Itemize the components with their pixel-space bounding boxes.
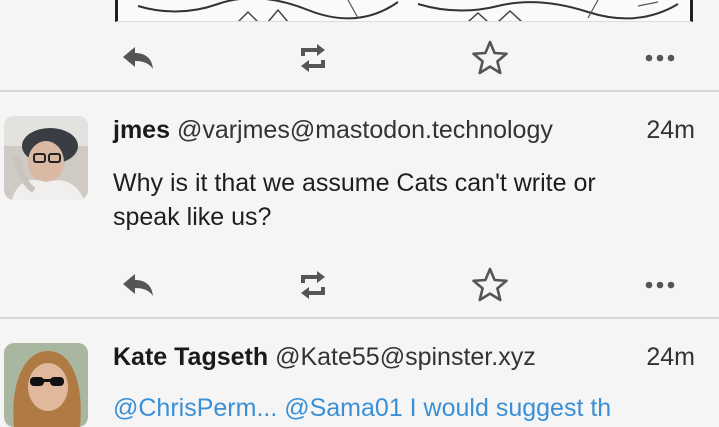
status-action-bar bbox=[0, 33, 719, 83]
boost-button[interactable] bbox=[288, 260, 338, 310]
avatar[interactable] bbox=[4, 116, 88, 200]
more-button[interactable] bbox=[635, 33, 685, 83]
display-name[interactable]: jmes bbox=[113, 116, 170, 144]
account-handle[interactable]: @varjmes@mastodon.technology bbox=[177, 116, 553, 144]
reply-button[interactable] bbox=[113, 33, 163, 83]
timestamp[interactable]: 24m bbox=[646, 114, 695, 146]
star-icon bbox=[472, 40, 508, 75]
status-header: Kate Tagseth @Kate55@spinster.xyz 24m bbox=[113, 341, 695, 373]
status-action-bar bbox=[0, 260, 719, 310]
media-attachment[interactable] bbox=[115, 0, 693, 22]
reply-icon bbox=[123, 47, 153, 69]
display-name[interactable]: Kate Tagseth bbox=[113, 343, 268, 371]
account-handle[interactable]: @Kate55@spinster.xyz bbox=[275, 343, 536, 371]
status-item[interactable]: jmes @varjmes@mastodon.technology 24m Wh… bbox=[0, 92, 719, 318]
reply-button[interactable] bbox=[113, 260, 163, 310]
status-content: Why is it that we assume Cats can't writ… bbox=[113, 169, 596, 231]
more-button[interactable] bbox=[635, 260, 685, 310]
favourite-button[interactable] bbox=[465, 260, 515, 310]
star-icon bbox=[472, 267, 508, 302]
timestamp[interactable]: 24m bbox=[646, 341, 695, 373]
boost-icon bbox=[301, 271, 325, 299]
more-icon bbox=[645, 281, 675, 289]
avatar[interactable] bbox=[4, 343, 88, 427]
status-header: jmes @varjmes@mastodon.technology 24m bbox=[113, 114, 695, 146]
timeline-feed: jmes @varjmes@mastodon.technology 24m Wh… bbox=[0, 0, 719, 427]
favourite-button[interactable] bbox=[465, 33, 515, 83]
boost-icon bbox=[301, 44, 325, 72]
status-item[interactable]: Kate Tagseth @Kate55@spinster.xyz 24m @C… bbox=[0, 319, 719, 427]
boost-button[interactable] bbox=[288, 33, 338, 83]
more-icon bbox=[645, 54, 675, 62]
reply-icon bbox=[123, 274, 153, 296]
status-content[interactable]: @ChrisPerm... @Sama01 I would suggest th bbox=[113, 391, 653, 425]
====
Exercise directions → Replace "interactable" with "clickable" in the entries from the line with "status-action-bar bbox=[0, 33, 719, 83]" to the line with "star-icon bbox=[472, 40, 508, 75]", keeping everything else the same. Give back only those lines.

Answer below →
status-action-bar bbox=[0, 33, 719, 83]
boost-button[clickable] bbox=[288, 260, 338, 310]
avatar[clickable] bbox=[4, 116, 88, 200]
more-button[clickable] bbox=[635, 33, 685, 83]
display-name[clickable]: jmes bbox=[113, 116, 170, 144]
account-handle[clickable]: @varjmes@mastodon.technology bbox=[177, 116, 553, 144]
reply-button[clickable] bbox=[113, 33, 163, 83]
timestamp[clickable]: 24m bbox=[646, 114, 695, 146]
star-icon bbox=[472, 40, 508, 75]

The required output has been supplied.